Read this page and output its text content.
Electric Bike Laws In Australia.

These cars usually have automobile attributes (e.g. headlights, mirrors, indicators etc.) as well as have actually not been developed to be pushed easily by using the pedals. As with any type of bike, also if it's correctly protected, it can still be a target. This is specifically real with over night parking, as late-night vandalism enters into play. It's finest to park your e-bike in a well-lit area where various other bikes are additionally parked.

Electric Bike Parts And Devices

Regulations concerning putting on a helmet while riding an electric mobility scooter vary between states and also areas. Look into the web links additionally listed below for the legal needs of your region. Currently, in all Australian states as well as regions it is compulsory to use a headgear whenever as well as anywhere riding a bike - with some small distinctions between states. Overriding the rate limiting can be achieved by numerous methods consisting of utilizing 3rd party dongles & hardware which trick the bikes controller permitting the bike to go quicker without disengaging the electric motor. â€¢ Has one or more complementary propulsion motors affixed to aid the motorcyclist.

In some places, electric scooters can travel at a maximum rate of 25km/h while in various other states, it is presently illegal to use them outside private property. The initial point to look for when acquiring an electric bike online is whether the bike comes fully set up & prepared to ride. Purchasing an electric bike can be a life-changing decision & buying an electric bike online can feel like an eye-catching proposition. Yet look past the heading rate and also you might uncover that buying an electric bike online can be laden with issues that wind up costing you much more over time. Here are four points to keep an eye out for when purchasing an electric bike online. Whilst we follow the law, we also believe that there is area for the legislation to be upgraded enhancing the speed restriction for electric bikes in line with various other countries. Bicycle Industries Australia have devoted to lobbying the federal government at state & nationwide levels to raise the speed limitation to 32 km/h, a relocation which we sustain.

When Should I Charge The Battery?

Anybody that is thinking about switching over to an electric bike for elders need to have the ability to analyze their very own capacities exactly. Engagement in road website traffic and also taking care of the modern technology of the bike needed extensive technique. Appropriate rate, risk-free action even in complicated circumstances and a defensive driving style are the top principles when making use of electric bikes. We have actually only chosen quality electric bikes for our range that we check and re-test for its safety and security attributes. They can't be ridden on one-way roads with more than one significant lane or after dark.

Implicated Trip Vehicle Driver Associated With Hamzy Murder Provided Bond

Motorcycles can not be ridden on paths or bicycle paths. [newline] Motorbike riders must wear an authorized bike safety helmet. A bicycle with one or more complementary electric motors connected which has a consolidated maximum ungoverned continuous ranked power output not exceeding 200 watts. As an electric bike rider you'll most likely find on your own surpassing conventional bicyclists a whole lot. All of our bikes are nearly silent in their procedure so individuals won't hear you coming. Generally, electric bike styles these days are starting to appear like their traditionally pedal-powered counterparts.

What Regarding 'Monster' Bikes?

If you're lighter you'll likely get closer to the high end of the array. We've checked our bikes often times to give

····················

◆ **Brief**
Write each line above out exactly.

◆ **Output below**
Read this page and output its text content.
Electric Bike Laws In Australia.

These cars usually have automobile attributes (e.g. headlights, mirrors, indicators etc.) as well as have actually not been developed to be pushed easily by using the pedals. As with any type of bike, also if it's correctly protected, it can still be a target. This is specifically real with over night parking, as late-night vandalism enters into play. It's finest to park your e-bike in a well-lit area where various other bikes are additionally parked.

Electric Bike Parts And Devices

Regulations concerning putting on a helmet while riding an electric mobility scooter vary between states and also areas. Look into the web links additionally listed below for the legal needs of your region. Currently, in all Australian states as well as regions it is compulsory to use a headgear whenever as well as anywhere riding a bike - with some small distinctions between states. Overriding the rate limiting can be achieved by numerous methods consisting of utilizing 3rd party dongles & hardware which trick the bikes controller permitting the bike to go quicker without disengaging the electric motor. â€¢ Has one or more complementary propulsion motors affixed to aid the motorcyclist.

In some places, electric scooters can travel at a maximum rate of 25km/h while in various other states, it is presently illegal to use them outside private property. The initial point to look for when acquiring an electric bike online is whether the bike comes fully set up & prepared to ride. Purchasing an electric bike can be a life-changing decision & buying an electric bike online can feel like an eye-catching proposition. Yet look past the heading rate and also you might uncover that buying an electric bike online can be laden with issues that wind up costing you much more over time. Here are four points to keep an eye out for when purchasing an electric bike online. Whilst we follow the law, we also believe that there is area for the legislation to be upgraded enhancing the speed restriction for electric bikes in line with various other countries. Bicycle Industries Australia have devoted to lobbying the federal government at state & nationwide levels to raise the speed limitation to 32 km/h, a relocation which we sustain.

When Should I Charge The Battery?

Anybody that is thinking about switching over to an electric bike for elders need to have the ability to analyze their very own capacities exactly. Engagement in road website traffic and also taking care of the modern technology of the bike needed extensive technique. Appropriate rate, risk-free action even in complicated circumstances and a defensive driving style are the top principles when making use of electric bikes. We have actually only chosen quality electric bikes for our range that we check and re-test for its safety and security attributes. They can't be ridden on one-way roads with more than one significant lane or after dark.

Implicated Trip Vehicle Driver Associated With Hamzy Murder Provided Bond

Motorcycles can not be ridden on paths or bicycle paths. [newline] Motorbike riders must wear an authorized bike safety helmet. A bicycle with one or more complementary electric motors connected which has a consolidated maximum ungoverned continuous ranked power output not exceeding 200 watts. As an electric bike rider you'll most likely find on your own surpassing conventional bicyclists a whole lot. All of our bikes are nearly silent in their procedure so individuals won't hear you coming. Generally, electric bike styles these days are starting to appear like their traditionally pedal-powered counterparts.

What Regarding 'Monster' Bikes?

If you're lighter you'll likely get closer to the high end of the array. We've checked our bikes often times to give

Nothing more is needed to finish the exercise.